*Description of the task*
Find each line holding "your" and copy it out.

Dataset items
- - - - -

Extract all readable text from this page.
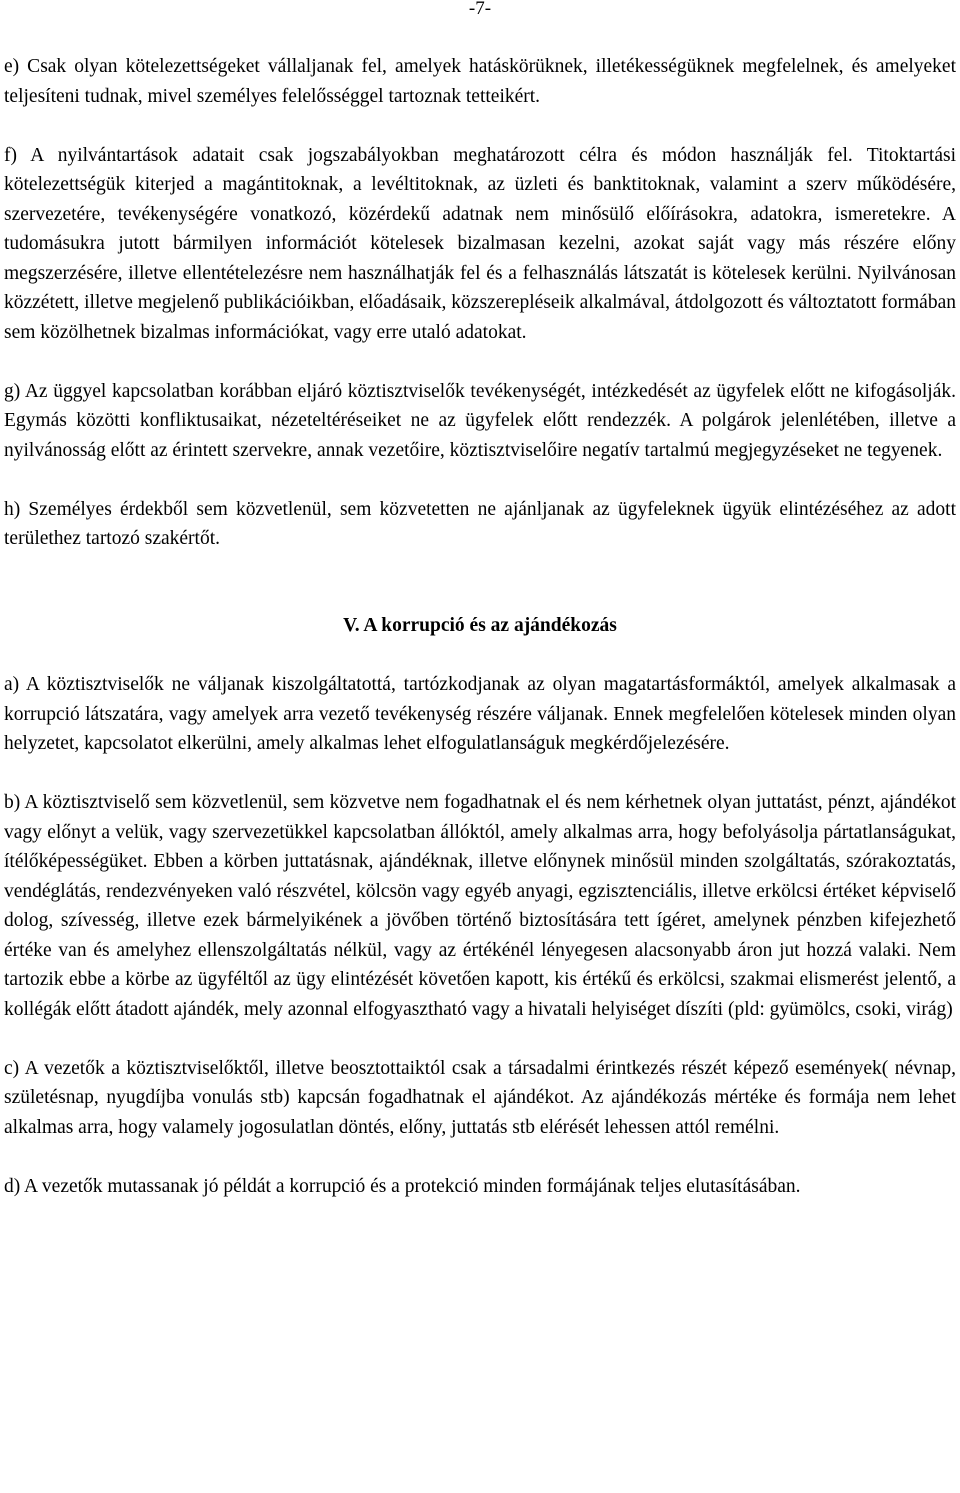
-7-

e) Csak olyan kötelezettségeket vállaljanak fel, amelyek hatáskörüknek, illetékességüknek megfelelnek, és amelyeket teljesíteni tudnak, mivel személyes felelősséggel tartoznak tetteikért.

f) A nyilvántartások adatait csak jogszabályokban meghatározott célra és módon használják fel. Titoktartási kötelezettségük kiterjed a magántitoknak, a levéltitoknak, az üzleti és banktitoknak, valamint a szerv működésére, szervezetére, tevékenységére vonatkozó, közérdekű adatnak nem minősülő előírásokra, adatokra, ismeretekre. A tudomásukra jutott bármilyen információt kötelesek bizalmasan kezelni, azokat saját vagy más részére előny megszerzésére, illetve ellentételezésre nem használhatják fel és a felhasználás látszatát is kötelesek kerülni. Nyilvánosan közzétett, illetve megjelenő publikációikban, előadásaik, közszerepléseik alkalmával, átdolgozott és változtatott formában sem közölhetnek bizalmas információkat, vagy erre utaló adatokat.

g) Az üggyel kapcsolatban korábban eljáró köztisztviselők tevékenységét, intézkedését az ügyfelek előtt ne kifogásolják. Egymás közötti konfliktusaikat, nézeteltéréseiket ne az ügyfelek előtt rendezzék. A polgárok jelenlétében, illetve a nyilvánosság előtt az érintett szervekre, annak vezetőire, köztisztviselőire negatív tartalmú megjegyzéseket ne tegyenek.

h) Személyes érdekből sem közvetlenül, sem közvetetten ne ajánljanak az ügyfeleknek ügyük elintézéséhez az adott területhez tartozó szakértőt.

V. A korrupció és az ajándékozás

a) A köztisztviselők ne váljanak kiszolgáltatottá, tartózkodjanak az olyan magatartásformáktól, amelyek alkalmasak a korrupció látszatára, vagy amelyek arra vezető tevékenység részére váljanak. Ennek megfelelően kötelesek minden olyan helyzetet, kapcsolatot elkerülni, amely alkalmas lehet elfogulatlanságuk megkérdőjelezésére.

b) A köztisztviselő sem közvetlenül, sem közvetve nem fogadhatnak el és nem kérhetnek olyan juttatást, pénzt, ajándékot vagy előnyt a velük, vagy szervezetükkel kapcsolatban állóktól, amely alkalmas arra, hogy befolyásolja pártatlanságukat, ítélőképességüket. Ebben a körben juttatásnak, ajándéknak, illetve előnynek minősül minden szolgáltatás, szórakoztatás, vendéglátás, rendezvényeken való részvétel, kölcsön vagy egyéb anyagi, egzisztenciális, illetve erkölcsi értéket képviselő dolog, szívesség, illetve ezek bármelyikének a jövőben történő biztosítására tett ígéret, amelynek pénzben kifejezhető értéke van és amelyhez ellenszolgáltatás nélkül, vagy az értékénél lényegesen alacsonyabb áron jut hozzá valaki. Nem tartozik ebbe a körbe az ügyféltől az ügy elintézését követően kapott, kis értékű és erkölcsi, szakmai elismerést jelentő, a kollégák előtt átadott ajándék, mely azonnal elfogyasztható vagy a hivatali helyiséget díszíti (pld: gyümölcs, csoki, virág)

c) A vezetők a köztisztviselőktől, illetve beosztottaiktól csak a társadalmi érintkezés részét képező események( névnap, születésnap, nyugdíjba vonulás stb) kapcsán fogadhatnak el ajándékot. Az ajándékozás mértéke és formája nem lehet alkalmas arra, hogy valamely jogosulatlan döntés, előny, juttatás stb elérését lehessen attól remélni.

d) A vezetők mutassanak jó példát a korrupció és a protekció minden formájának teljes elutasításában.
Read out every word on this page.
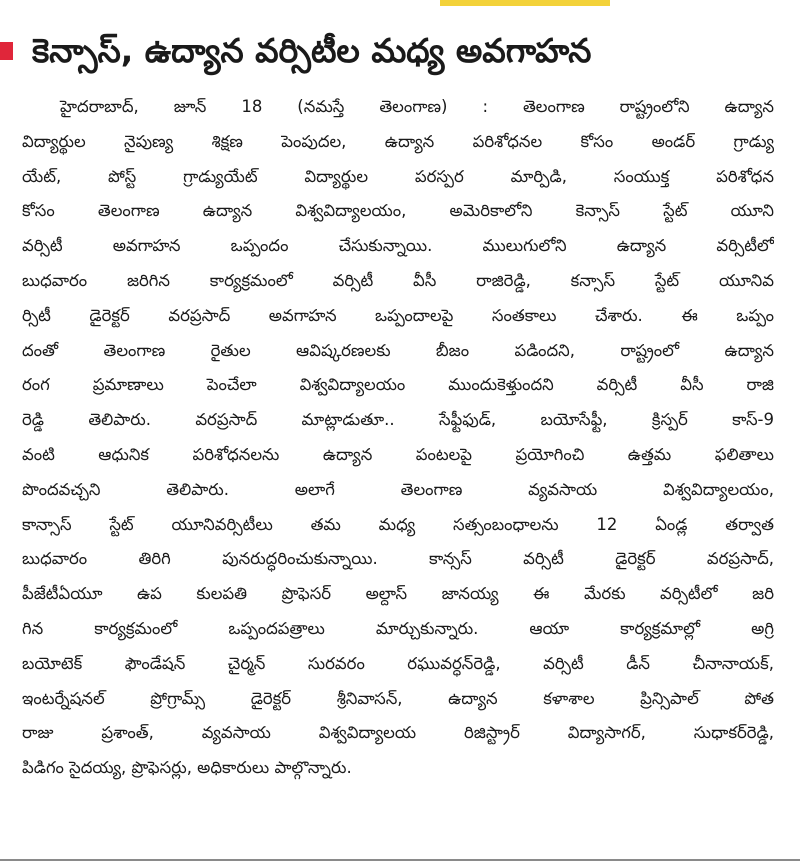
కెన్సాస్, ఉద్యాన వర్సిటీల మధ్య అవగాహన
హైదరాబాద్, జూన్ 18 (నమస్తే తెలంగాణ) : తెలంగాణ రాష్ట్రంలోని ఉద్యాన
విద్యార్థుల నైపుణ్య శిక్షణ పెంపుదల, ఉద్యాన పరిశోధనల కోసం అండర్ గ్రాడ్యు
యేట్, పోస్ట్ గ్రాడ్యుయేట్ విద్యార్థుల పరస్పర మార్పిడి, సంయుక్త పరిశోధన
కోసం తెలంగాణ ఉద్యాన విశ్వవిద్యాలయం, అమెరికాలోని కెన్సాస్ స్టేట్ యూని
వర్సిటీ అవగాహన ఒప్పందం చేసుకున్నాయి. ములుగులోని ఉద్యాన వర్సిటీలో
బుధవారం జరిగిన కార్యక్రమంలో వర్సిటీ వీసీ రాజిరెడ్డి, కన్సాస్ స్టేట్ యూనివ
ర్సిటీ డైరెక్టర్ వరప్రసాద్ అవగాహన ఒప్పందాలపై సంతకాలు చేశారు. ఈ ఒప్పం
దంతో తెలంగాణ రైతుల ఆవిష్కరణలకు బీజం పడిందని, రాష్ట్రంలో ఉద్యాన
రంగ ప్రమాణాలు పెంచేలా విశ్వవిద్యాలయం ముందుకెళ్తుందని వర్సిటీ వీసీ రాజి
రెడ్డి తెలిపారు. వరప్రసాద్ మాట్లాడుతూ.. సేఫ్టీఫుడ్, బయోసేఫ్టీ, క్రిస్పర్ కాస్-9
వంటి ఆధునిక పరిశోధనలను ఉద్యాన పంటలపై ప్రయోగించి ఉత్తమ ఫలితాలు
పొందవచ్చని తెలిపారు. అలాగే తెలంగాణ వ్యవసాయ విశ్వవిద్యాలయం,
కాన్సాస్ స్టేట్ యూనివర్సిటీలు తమ మధ్య సత్సంబంధాలను 12 ఏండ్ల తర్వాత
బుధవారం తిరిగి పునరుద్ధరించుకున్నాయి. కాన్సస్ వర్సిటీ డైరెక్టర్ వరప్రసాద్,
పీజేటీఏయూ ఉప కులపతి ప్రొఫెసర్ అల్దాస్ జానయ్య ఈ మేరకు వర్సిటీలో జరి
గిన కార్యక్రమంలో ఒప్పందపత్రాలు మార్చుకున్నారు. ఆయా కార్యక్రమాల్లో అగ్రి
బయోటెక్ ఫౌండేషన్ చైర్మన్ సురవరం రఘువర్ధన్‌రెడ్డి, వర్సిటీ డీన్ చీనానాయక్,
ఇంటర్నేషనల్ ప్రోగ్రామ్స్ డైరెక్టర్ శ్రీనివాసన్, ఉద్యాన కళాశాల ప్రిన్సిపాల్ పోత
రాజు ప్రశాంత్, వ్యవసాయ విశ్వవిద్యాలయ రిజిస్ట్రార్ విద్యాసాగర్, సుధాకర్‌రెడ్డి,
పిడిగం సైదయ్య, ప్రొఫెసర్లు, అధికారులు పాల్గొన్నారు.
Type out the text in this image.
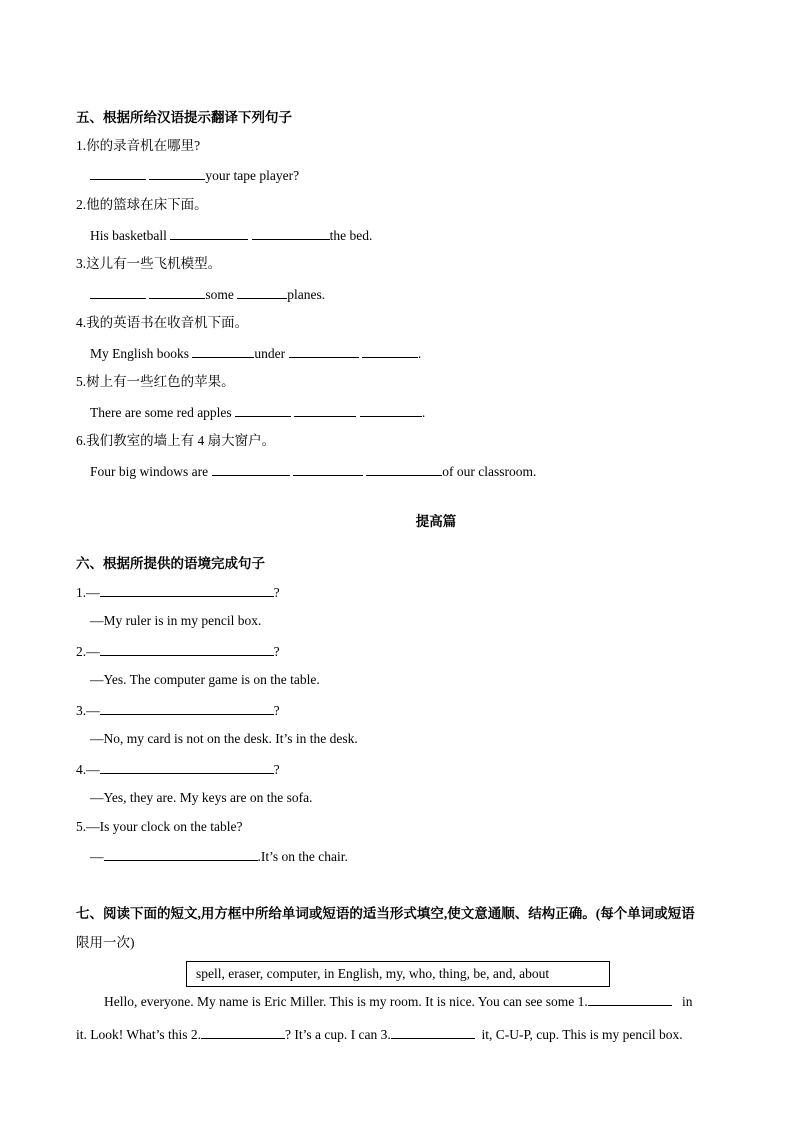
五、根据所给汉语提示翻译下列句子
1.你的录音机在哪里?
your tape player?
2.他的篮球在床下面。
His basketball	the bed.
3.这儿有一些飞机模型。
some	planes.
4.我的英语书在收音机下面。
My English books	under	.
5.树上有一些红色的苹果。
There are some red apples	.
6.我们教室的墙上有 4 扇大窗户。
Four big windows are	of our classroom.
提高篇
六、根据所提供的语境完成句子
1.—	?
—My ruler is in my pencil box.
2.—	?
—Yes. The computer game is on the table.
3.—	?
—No, my card is not on the desk. It’s in the desk.
4.—	?
—Yes, they are. My keys are on the sofa.
5.—Is your clock on the table?
—	.It’s on the chair.
七、阅读下面的短文,用方框中所给单词或短语的适当形式填空,使文意通顺、结构正确。(每个单词或短语
限用一次)
spell, eraser, computer, in English, my, who, thing, be, and, about
Hello, everyone. My name is Eric Miller. This is my room. It is nice. You can see some 1.	in
it. Look! What’s this 2.	? It’s a cup. I can 3.	it, C-U-P, cup. This is my pencil box.
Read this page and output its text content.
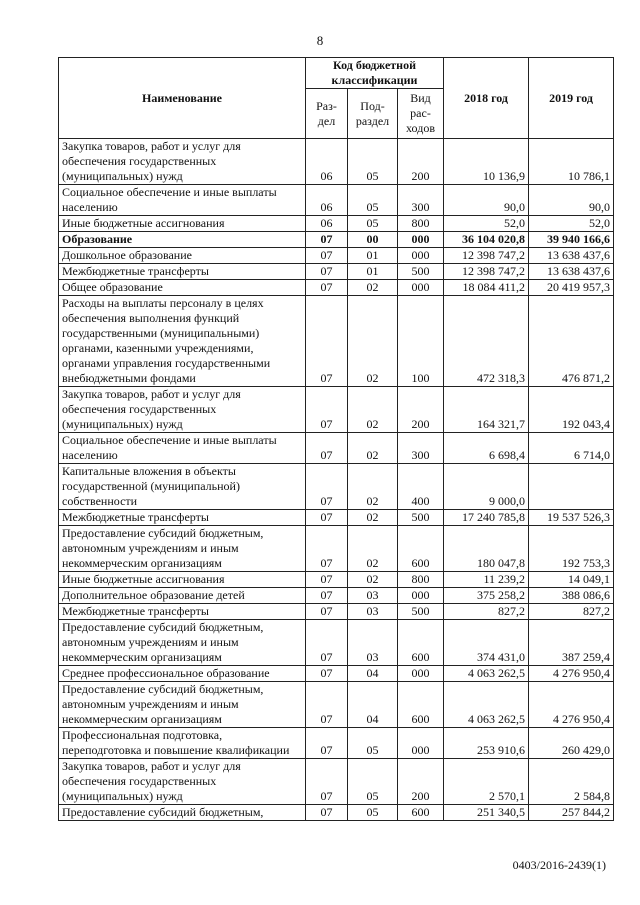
8
Наименование	Код бюджетной классификации			2018 год	2019 год
	Раз-дел	Под-раздел	Вид рас-ходов		
Закупка товаров, работ и услуг для обеспечения государственных (муниципальных) нужд	06	05	200	10 136,9	10 786,1
Социальное обеспечение и иные выплаты населению	06	05	300	90,0	90,0
Иные бюджетные ассигнования	06	05	800	52,0	52,0
Образование	07	00	000	36 104 020,8	39 940 166,6
Дошкольное образование	07	01	000	12 398 747,2	13 638 437,6
Межбюджетные трансферты	07	01	500	12 398 747,2	13 638 437,6
Общее образование	07	02	000	18 084 411,2	20 419 957,3
Расходы на выплаты персоналу в целях обеспечения выполнения функций государственными (муниципальными) органами, казенными учреждениями, органами управления государственными внебюджетными фондами	07	02	100	472 318,3	476 871,2
Закупка товаров, работ и услуг для обеспечения государственных (муниципальных) нужд	07	02	200	164 321,7	192 043,4
Социальное обеспечение и иные выплаты населению	07	02	300	6 698,4	6 714,0
Капитальные вложения в объекты государственной (муниципальной) собственности	07	02	400	9 000,0	
Межбюджетные трансферты	07	02	500	17 240 785,8	19 537 526,3
Предоставление субсидий бюджетным, автономным учреждениям и иным некоммерческим организациям	07	02	600	180 047,8	192 753,3
Иные бюджетные ассигнования	07	02	800	11 239,2	14 049,1
Дополнительное образование детей	07	03	000	375 258,2	388 086,6
Межбюджетные трансферты	07	03	500	827,2	827,2
Предоставление субсидий бюджетным, автономным учреждениям и иным некоммерческим организациям	07	03	600	374 431,0	387 259,4
Среднее профессиональное образование	07	04	000	4 063 262,5	4 276 950,4
Предоставление субсидий бюджетным, автономным учреждениям и иным некоммерческим организациям	07	04	600	4 063 262,5	4 276 950,4
Профессиональная подготовка, переподготовка и повышение квалификации	07	05	000	253 910,6	260 429,0
Закупка товаров, работ и услуг для обеспечения государственных (муниципальных) нужд	07	05	200	2 570,1	2 584,8
Предоставление субсидий бюджетным,	07	05	600	251 340,5	257 844,2
0403/2016-2439(1)
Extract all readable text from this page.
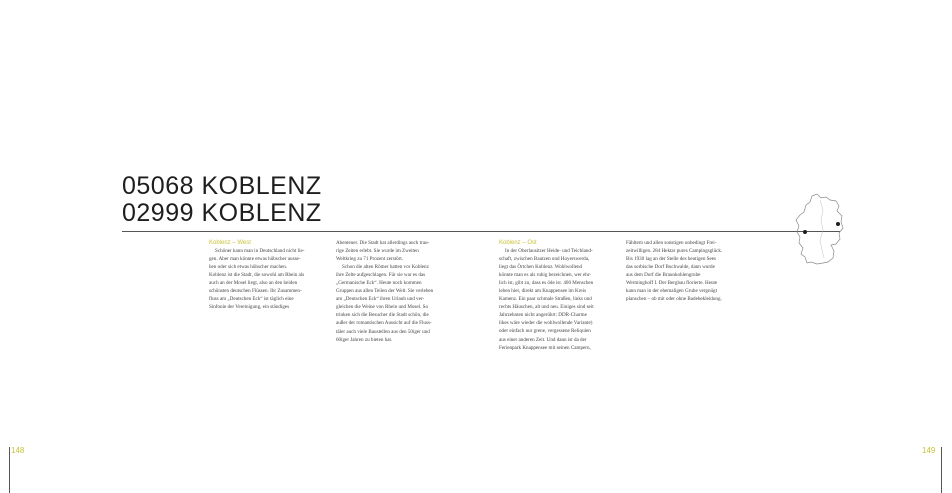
05068 KOBLENZ
02999 KOBLENZ

Koblenz – West

Schöner kann man in Deutschland nicht lie-

gen. Aber man könnte etwas hübscher ausse-

hen oder sich etwas hübscher machen.

Koblenz ist die Stadt, die sowohl am Rhein als

auch an der Mosel liegt, also an den beiden

schönsten deutschen Flüssen. Ihr Zusammen-

fluss am „Deutschen Eck“ ist täglich eine

Sinfonie der Vereinigung, ein ständiges

Abenteuer. Die Stadt hat allerdings auch trau-

rige Zeiten erlebt. Sie wurde im Zweiten

Weltkrieg zu 71 Prozent zerstört.

Schon die alten Römer hatten vor Koblenz

ihre Zelte aufgeschlagen. Für sie war es das

„Germanische Eck“. Heute noch kommen

Gruppen aus allen Teilen der Welt. Sie verleben

am „Deutschen Eck“ ihren Urlaub und ver-

gleichen die Weine von Rhein und Mosel. So

trinken sich die Besucher die Stadt schön, die

außer der romantischen Aussicht auf die Fluss-

täler auch viele Baustellen aus den 50iger und

60iger Jahren zu bieten hat.

Koblenz – Ost

In der Oberlausitzer Heide- und Teichland-

schaft, zwischen Bautzen und Hoyerswerda,

liegt das Örtchen Koblenz. Wohlwollend

könnte man es als ruhig bezeichnen, wer ehr-

lich ist, gibt zu, dass es öde ist. 400 Menschen

leben hier, direkt am Knappensee im Kreis

Kamenz. Ein paar schmale Straßen, links und

rechts Häuschen, alt und neu. Einiges sind seit

Jahrzehnten nicht angerührt: DDR-Charme

likes wäre wieder die wohlwollende Variante)

oder einfach nur grene, vergessene Reliquien

aus einer anderen Zeit. Und dann ist da der

Ferienpark Knappensee mit seinen Campern,

Fähltern und allen sonstigen unbedingt Frei-

zeitwilligen. 284 Hektar pures Campingsglück.

Bis 1930 lag an der Stelle des heutigen Sees

das sorbische Dorf Buchwalde, dann wurde

aus dem Dorf die Braunkohlengrube

Werminghoff I. Der Bergbau florierte. Heute

kann man in der ehemaligen Grube vergnügt

planschen – ob mit oder ohne Badebekleidung.

148	149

- - - - -

*Solved exercise*
your tape player?
5.—Is your clock on the table?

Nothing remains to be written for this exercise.